**Tasks**
**A.** In the TaskForge stack document, what does the backend use for data access?
**B.** Give every local showcase URL listed in the TaskForge stack document, each with its label.
**C.** Extend the TaskForge stack document beyond its last line, keeping its structure and tone.

This document describes the target stack for TaskForge and why it fits a production realtime collaboration system.

Current state

The repository contains an Express HTTP API, a ws-based realtime gateway, and a lightweight built-in showcase layer (landing page, Swagger UI, and a small demo UI) served from the same backend.

Showcase URLs (local):

  • Landing: http://localhost:3000/
  • Demo UI: http://localhost:3000/app
  • Swagger UI: http://localhost:3000/docs
  • OpenAPI spec: http://localhost:3000/openapi.json

Target stack

Backend

  • Runtime: Node.js
  • Language: TypeScript (strict)
  • HTTP framework: Express (initially)
  • Database: PostgreSQL
  • Data access: Prisma (migrations + type-safe queries)
  • Authentication: JWT access tokens + refresh tokens
  • Validation: Zod (request validation and shared types)
  • Realtime: WebSockets with room semantics (team/task scoped)

Why this combination:

  • Express keeps the transport layer small and explicit.
  • Prisma provides a pragmatic path to production migrations and type safety.
  • Zod makes input validation deterministic and keeps API contracts readable.

**Data for analysis**
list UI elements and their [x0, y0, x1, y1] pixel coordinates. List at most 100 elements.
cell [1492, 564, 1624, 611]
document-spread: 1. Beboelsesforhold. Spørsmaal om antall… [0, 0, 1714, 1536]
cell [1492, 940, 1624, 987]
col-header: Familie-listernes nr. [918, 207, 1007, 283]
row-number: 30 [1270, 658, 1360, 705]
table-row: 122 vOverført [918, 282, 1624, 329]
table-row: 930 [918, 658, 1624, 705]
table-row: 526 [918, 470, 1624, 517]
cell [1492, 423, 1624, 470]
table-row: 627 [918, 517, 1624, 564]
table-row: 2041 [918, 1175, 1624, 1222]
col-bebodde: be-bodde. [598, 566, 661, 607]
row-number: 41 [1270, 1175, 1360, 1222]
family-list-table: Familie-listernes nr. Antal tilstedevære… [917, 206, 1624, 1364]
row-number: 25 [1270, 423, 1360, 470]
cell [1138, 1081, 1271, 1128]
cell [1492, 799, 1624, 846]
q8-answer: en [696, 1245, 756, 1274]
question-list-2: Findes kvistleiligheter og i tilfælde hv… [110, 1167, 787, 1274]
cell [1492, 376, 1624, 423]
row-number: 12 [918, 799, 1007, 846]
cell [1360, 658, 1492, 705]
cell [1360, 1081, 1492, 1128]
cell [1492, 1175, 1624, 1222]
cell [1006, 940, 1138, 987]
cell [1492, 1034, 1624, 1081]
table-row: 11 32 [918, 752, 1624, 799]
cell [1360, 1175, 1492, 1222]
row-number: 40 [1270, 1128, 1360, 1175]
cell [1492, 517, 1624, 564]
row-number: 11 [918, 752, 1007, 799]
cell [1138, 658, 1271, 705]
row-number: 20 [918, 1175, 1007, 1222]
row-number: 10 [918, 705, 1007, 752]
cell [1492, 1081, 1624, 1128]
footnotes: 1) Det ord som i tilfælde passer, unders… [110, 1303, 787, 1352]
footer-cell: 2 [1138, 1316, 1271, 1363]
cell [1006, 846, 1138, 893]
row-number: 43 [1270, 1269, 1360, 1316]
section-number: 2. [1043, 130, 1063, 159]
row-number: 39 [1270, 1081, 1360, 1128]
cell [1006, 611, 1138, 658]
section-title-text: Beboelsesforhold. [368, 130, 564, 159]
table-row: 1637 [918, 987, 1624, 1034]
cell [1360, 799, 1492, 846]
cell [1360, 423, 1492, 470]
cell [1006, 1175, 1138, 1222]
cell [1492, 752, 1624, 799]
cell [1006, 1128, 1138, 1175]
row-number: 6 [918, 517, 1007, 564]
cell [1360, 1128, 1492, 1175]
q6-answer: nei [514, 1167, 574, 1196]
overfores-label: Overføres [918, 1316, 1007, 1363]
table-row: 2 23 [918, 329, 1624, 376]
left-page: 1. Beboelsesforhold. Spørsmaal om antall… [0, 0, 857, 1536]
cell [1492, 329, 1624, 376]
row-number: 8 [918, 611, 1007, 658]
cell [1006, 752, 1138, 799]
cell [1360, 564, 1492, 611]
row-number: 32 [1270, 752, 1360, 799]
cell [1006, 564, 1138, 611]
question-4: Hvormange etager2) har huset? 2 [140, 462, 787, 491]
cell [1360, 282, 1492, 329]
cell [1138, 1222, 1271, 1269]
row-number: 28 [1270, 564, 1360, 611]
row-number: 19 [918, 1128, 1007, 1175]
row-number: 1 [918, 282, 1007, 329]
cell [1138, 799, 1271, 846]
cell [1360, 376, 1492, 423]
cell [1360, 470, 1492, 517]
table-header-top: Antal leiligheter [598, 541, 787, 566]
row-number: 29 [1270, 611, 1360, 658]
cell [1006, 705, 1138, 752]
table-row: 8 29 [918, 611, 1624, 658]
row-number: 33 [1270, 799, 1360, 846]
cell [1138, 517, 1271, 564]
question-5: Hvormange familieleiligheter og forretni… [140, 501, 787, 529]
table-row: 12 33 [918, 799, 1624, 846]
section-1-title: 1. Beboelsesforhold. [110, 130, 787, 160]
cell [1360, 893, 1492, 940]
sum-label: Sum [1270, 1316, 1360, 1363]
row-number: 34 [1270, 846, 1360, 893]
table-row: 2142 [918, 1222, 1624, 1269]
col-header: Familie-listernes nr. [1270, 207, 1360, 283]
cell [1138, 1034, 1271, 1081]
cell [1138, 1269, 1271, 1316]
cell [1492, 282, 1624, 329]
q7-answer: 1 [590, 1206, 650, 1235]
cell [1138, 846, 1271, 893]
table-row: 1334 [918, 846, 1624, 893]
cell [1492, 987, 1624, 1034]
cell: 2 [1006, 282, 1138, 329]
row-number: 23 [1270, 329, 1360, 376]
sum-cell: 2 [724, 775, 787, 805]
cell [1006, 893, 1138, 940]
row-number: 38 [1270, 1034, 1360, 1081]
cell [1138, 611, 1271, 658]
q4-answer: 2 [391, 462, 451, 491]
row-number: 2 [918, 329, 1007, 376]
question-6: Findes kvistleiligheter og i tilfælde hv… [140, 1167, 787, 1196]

**Outputs in order**
**A.** Prisma, for migrations and type-safe queries.

**B.**
Landing: http://localhost:3000/
Demo UI: http://localhost:3000/app
Swagger UI: http://localhost:3000/docs
OpenAPI spec: http://localhost:3000/openapi.json

**C.**
Frontend

  • Framework: React + TypeScript
  • State: Zustand (small surface area) or Redux Toolkit (if the app grows complex)
  • Realtime client: WebSocket client with explicit event contracts

Infrastructure

  • .env driven configuration (never commit secrets)
  • Docker-ready setup for local dev (Postgres, optional Redis)
  • Structured JSON logging and health endpoints

Alternatives considered

  • NestJS: Good for larger teams and strong conventions, but adds framework weight early. We can reassess once the domain grows.

  • Socket.IO vs ws: Socket.IO is convenient (rooms, reconnection, fallbacks). ws is simpler and more explicit. The deciding factor will be multi-instance scaling and the desired client ergonomics.